_Task input:_
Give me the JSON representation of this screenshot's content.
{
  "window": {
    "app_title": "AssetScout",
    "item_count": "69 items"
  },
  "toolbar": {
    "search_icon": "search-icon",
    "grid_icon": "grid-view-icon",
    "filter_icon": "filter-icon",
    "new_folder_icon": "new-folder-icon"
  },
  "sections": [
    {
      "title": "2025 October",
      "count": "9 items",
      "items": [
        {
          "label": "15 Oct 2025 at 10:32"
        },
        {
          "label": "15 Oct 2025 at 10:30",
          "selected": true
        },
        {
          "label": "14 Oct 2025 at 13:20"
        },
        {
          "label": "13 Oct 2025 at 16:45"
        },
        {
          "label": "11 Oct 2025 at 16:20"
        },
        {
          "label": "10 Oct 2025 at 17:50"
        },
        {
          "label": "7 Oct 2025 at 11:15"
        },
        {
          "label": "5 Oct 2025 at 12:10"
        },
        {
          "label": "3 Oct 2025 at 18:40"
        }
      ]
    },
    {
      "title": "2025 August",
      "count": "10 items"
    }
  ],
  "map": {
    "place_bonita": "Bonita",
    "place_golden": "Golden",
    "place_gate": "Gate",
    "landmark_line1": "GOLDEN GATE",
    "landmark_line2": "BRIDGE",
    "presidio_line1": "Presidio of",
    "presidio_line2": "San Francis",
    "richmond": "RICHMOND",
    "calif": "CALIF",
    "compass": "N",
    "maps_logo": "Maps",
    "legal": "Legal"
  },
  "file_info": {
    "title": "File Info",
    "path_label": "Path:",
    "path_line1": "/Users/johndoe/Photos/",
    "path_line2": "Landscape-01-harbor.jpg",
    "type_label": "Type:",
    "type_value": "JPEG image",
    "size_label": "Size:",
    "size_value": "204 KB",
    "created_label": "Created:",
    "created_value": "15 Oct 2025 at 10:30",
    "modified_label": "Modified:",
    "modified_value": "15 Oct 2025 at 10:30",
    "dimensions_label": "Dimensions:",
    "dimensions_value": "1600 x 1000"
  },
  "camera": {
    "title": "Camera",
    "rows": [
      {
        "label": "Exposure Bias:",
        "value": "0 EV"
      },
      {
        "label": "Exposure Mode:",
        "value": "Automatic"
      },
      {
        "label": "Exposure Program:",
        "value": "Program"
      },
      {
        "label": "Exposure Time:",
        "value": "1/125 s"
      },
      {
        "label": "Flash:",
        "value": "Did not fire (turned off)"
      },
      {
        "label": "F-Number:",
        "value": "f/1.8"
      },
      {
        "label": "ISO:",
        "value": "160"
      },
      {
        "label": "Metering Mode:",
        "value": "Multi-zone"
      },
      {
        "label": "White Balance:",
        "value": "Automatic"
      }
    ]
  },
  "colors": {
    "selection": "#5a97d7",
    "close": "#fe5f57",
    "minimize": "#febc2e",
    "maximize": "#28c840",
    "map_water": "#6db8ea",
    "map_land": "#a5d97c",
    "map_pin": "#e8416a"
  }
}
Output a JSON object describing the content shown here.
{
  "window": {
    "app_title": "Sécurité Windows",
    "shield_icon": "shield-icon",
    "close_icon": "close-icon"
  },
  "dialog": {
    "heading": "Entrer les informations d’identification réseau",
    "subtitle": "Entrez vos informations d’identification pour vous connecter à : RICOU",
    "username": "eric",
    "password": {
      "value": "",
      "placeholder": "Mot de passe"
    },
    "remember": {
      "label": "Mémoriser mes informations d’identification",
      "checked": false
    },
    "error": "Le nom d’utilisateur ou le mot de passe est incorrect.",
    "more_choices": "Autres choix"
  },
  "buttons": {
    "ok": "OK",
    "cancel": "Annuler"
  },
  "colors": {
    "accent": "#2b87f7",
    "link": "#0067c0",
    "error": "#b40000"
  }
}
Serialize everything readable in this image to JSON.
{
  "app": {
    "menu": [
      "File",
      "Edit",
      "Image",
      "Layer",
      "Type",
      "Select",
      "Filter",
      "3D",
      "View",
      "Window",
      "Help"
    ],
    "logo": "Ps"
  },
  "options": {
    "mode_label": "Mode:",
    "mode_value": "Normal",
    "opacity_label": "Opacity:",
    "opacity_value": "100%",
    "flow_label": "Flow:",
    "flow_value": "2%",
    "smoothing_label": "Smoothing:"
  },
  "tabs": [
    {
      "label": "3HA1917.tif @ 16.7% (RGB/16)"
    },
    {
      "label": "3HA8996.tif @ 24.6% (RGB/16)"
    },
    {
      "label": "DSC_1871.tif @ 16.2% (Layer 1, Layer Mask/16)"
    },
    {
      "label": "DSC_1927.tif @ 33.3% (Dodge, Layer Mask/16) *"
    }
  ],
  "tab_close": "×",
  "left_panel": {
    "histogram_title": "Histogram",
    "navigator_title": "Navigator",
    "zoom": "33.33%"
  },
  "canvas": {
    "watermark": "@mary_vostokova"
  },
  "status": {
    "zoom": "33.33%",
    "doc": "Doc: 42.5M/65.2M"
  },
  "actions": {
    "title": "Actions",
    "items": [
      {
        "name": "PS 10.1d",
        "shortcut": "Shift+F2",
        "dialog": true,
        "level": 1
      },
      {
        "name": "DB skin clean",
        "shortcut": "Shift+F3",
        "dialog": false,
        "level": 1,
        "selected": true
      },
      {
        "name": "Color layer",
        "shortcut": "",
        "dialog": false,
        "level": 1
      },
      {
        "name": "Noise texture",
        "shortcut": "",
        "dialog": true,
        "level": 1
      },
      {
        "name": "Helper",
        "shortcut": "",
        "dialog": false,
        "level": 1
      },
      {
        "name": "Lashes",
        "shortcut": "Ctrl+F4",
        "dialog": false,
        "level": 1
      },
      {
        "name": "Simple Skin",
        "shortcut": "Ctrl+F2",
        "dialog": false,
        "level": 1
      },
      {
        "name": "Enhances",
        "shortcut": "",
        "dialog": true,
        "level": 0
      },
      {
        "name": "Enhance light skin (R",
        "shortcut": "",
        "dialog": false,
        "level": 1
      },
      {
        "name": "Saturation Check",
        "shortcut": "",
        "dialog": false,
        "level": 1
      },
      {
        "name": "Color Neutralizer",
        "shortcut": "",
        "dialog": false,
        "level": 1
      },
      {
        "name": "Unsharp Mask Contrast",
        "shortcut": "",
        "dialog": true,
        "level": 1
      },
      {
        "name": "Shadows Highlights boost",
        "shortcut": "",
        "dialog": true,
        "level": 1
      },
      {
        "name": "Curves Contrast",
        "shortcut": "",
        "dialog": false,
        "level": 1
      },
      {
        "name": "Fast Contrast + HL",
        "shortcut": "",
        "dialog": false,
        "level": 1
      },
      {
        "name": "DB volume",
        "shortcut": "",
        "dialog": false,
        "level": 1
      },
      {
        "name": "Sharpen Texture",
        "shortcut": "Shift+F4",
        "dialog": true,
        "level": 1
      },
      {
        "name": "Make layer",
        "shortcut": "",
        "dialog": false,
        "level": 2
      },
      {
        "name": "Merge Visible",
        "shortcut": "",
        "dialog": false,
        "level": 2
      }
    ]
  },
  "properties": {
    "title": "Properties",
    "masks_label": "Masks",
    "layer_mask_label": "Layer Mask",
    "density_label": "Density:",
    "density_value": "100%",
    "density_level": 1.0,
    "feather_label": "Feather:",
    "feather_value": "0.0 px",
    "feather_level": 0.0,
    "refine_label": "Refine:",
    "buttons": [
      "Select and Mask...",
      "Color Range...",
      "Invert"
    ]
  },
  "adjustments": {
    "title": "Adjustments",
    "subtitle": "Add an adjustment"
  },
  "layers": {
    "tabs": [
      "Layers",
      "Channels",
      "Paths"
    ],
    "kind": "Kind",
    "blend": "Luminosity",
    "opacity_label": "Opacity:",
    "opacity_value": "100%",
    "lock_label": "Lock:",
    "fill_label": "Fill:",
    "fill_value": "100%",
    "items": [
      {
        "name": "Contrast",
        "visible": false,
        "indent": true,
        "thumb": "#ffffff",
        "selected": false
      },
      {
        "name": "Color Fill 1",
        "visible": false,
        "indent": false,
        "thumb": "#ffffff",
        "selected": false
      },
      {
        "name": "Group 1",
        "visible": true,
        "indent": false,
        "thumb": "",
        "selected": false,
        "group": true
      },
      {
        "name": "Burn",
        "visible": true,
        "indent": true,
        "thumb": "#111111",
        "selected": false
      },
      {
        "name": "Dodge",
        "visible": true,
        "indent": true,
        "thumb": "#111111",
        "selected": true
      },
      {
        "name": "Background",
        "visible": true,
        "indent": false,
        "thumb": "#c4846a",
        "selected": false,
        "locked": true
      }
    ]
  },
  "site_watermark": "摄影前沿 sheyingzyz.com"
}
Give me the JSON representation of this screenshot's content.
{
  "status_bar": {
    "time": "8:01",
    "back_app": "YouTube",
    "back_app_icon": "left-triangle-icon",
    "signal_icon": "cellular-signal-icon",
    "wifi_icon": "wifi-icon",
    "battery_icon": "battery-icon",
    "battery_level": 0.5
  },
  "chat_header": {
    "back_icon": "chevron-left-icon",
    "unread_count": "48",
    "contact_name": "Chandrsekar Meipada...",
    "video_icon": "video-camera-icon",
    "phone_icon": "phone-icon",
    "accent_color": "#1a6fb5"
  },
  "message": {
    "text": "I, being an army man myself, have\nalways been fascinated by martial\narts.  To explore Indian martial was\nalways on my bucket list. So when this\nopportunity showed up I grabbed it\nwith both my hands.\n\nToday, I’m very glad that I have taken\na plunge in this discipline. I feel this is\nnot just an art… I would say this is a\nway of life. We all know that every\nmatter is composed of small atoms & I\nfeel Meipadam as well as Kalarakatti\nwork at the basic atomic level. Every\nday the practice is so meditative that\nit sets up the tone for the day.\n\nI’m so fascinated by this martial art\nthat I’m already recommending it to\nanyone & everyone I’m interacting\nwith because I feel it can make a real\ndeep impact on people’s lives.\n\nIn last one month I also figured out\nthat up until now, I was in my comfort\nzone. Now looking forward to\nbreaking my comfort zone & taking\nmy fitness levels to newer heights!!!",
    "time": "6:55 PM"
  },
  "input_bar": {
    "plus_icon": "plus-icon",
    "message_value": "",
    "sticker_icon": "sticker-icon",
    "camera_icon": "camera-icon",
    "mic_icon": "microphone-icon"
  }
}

_Exercise description:_
In the records above, collect each line with "informations".

_Response to the exercise:_
    "heading": "Entrer les informations d’identification réseau",
    "subtitle": "Entrez vos informations d’identification pour vous connecter à : RICOU",
      "label": "Mémoriser mes informations d’identification",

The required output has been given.